TASK: Pull every line that holds the word "CERRA" from the entries.

[Extracts from a graphics dataset]
########

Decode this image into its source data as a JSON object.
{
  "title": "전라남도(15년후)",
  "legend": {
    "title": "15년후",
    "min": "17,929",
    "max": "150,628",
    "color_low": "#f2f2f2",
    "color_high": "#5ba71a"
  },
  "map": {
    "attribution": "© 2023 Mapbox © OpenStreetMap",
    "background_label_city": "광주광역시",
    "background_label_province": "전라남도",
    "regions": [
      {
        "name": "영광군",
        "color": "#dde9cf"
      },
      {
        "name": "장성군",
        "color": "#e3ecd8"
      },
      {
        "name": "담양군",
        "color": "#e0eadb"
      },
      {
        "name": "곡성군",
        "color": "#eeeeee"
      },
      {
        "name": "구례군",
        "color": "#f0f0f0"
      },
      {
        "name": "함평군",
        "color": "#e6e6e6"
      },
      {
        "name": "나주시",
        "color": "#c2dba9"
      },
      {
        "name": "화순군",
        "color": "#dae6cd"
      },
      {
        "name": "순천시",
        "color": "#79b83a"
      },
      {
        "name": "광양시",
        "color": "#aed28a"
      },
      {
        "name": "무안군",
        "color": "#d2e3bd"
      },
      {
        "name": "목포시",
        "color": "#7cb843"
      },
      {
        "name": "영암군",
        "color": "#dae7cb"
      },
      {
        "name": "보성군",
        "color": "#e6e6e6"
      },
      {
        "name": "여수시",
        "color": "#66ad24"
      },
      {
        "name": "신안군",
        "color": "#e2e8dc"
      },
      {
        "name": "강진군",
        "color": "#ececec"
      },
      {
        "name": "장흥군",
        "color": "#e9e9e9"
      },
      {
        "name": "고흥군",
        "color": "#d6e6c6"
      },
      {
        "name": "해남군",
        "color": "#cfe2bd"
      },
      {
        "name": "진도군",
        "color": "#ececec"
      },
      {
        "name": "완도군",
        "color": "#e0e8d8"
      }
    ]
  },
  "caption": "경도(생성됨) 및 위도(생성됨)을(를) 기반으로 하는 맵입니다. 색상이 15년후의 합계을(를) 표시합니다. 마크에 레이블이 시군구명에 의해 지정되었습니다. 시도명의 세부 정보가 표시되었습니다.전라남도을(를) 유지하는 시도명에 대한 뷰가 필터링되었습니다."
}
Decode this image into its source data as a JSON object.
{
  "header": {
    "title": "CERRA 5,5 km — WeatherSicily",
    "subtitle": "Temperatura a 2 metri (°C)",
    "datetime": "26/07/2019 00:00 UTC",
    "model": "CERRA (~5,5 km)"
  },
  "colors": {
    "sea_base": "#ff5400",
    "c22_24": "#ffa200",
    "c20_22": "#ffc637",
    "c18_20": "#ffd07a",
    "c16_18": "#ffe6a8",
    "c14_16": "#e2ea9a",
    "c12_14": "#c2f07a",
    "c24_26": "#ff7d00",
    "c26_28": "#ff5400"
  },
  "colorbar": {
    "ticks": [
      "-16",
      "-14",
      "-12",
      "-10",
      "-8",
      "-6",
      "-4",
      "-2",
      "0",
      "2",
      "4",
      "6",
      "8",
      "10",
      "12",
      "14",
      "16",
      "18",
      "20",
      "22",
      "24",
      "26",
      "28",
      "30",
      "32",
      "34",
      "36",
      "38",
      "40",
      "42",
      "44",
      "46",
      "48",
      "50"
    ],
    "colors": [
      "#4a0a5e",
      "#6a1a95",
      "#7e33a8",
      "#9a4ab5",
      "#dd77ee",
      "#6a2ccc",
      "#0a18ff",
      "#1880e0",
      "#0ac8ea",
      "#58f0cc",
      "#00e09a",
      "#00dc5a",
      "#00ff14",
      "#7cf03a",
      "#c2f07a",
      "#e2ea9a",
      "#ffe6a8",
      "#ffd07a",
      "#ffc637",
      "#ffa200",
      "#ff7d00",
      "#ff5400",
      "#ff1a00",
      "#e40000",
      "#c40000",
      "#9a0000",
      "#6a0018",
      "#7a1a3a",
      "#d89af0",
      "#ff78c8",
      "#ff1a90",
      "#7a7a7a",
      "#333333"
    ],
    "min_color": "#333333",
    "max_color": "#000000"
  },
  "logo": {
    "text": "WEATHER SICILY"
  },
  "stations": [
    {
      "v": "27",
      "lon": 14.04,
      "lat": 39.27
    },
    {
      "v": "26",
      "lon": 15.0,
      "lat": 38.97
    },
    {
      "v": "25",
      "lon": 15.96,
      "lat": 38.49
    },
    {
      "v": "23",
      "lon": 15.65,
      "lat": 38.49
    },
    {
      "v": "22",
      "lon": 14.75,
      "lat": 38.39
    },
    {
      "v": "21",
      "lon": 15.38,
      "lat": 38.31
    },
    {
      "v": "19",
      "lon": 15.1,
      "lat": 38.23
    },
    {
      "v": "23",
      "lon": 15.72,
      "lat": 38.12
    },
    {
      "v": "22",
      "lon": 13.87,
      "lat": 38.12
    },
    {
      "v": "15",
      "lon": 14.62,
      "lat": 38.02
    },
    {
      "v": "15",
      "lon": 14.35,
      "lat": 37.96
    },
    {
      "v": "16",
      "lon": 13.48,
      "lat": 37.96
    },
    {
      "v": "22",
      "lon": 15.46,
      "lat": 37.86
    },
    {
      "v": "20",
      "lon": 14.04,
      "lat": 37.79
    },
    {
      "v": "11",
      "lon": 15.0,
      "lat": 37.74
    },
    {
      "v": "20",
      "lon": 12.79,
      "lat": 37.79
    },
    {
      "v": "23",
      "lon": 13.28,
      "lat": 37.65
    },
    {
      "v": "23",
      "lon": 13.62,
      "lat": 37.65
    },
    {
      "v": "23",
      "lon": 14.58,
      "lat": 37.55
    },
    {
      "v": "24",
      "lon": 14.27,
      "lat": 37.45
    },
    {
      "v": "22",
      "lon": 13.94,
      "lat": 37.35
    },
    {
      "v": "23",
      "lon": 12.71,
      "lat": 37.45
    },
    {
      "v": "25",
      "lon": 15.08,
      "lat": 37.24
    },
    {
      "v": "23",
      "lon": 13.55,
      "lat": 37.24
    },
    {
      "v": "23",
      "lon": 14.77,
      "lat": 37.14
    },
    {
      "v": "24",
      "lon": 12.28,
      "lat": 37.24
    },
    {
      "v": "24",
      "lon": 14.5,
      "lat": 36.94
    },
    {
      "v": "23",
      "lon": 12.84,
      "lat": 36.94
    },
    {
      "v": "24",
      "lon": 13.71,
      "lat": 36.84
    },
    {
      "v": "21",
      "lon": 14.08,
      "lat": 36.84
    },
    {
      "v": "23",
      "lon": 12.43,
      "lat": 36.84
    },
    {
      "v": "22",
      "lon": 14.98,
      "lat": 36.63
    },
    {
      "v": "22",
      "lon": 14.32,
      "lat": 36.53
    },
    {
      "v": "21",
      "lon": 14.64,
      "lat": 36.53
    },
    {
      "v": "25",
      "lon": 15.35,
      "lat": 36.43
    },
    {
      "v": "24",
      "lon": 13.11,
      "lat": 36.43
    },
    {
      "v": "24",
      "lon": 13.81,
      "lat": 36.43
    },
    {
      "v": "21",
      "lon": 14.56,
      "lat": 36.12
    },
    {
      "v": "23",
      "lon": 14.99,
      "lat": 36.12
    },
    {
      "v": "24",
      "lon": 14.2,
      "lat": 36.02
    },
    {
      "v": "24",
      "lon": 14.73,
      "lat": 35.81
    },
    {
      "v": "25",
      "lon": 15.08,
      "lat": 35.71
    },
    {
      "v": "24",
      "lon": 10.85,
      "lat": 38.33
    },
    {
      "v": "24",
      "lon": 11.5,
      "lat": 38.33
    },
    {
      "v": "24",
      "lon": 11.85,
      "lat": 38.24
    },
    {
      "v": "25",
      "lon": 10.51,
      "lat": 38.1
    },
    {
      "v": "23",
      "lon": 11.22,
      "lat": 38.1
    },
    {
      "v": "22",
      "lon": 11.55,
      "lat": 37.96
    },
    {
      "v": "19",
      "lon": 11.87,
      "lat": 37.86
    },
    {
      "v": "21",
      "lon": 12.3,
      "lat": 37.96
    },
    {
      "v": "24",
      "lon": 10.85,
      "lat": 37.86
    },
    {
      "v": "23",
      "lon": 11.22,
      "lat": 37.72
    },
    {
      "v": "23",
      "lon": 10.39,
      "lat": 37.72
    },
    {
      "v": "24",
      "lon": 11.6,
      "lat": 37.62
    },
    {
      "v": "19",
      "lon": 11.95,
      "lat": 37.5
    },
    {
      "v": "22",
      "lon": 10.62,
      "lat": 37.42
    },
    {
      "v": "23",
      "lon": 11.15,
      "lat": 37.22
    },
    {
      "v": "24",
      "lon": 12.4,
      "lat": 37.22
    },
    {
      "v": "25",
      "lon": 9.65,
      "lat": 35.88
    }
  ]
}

########

RESULT FOR THIS EXERCISE:
    "title": "CERRA 5,5 km — WeatherSicily",
    "model": "CERRA (~5,5 km)"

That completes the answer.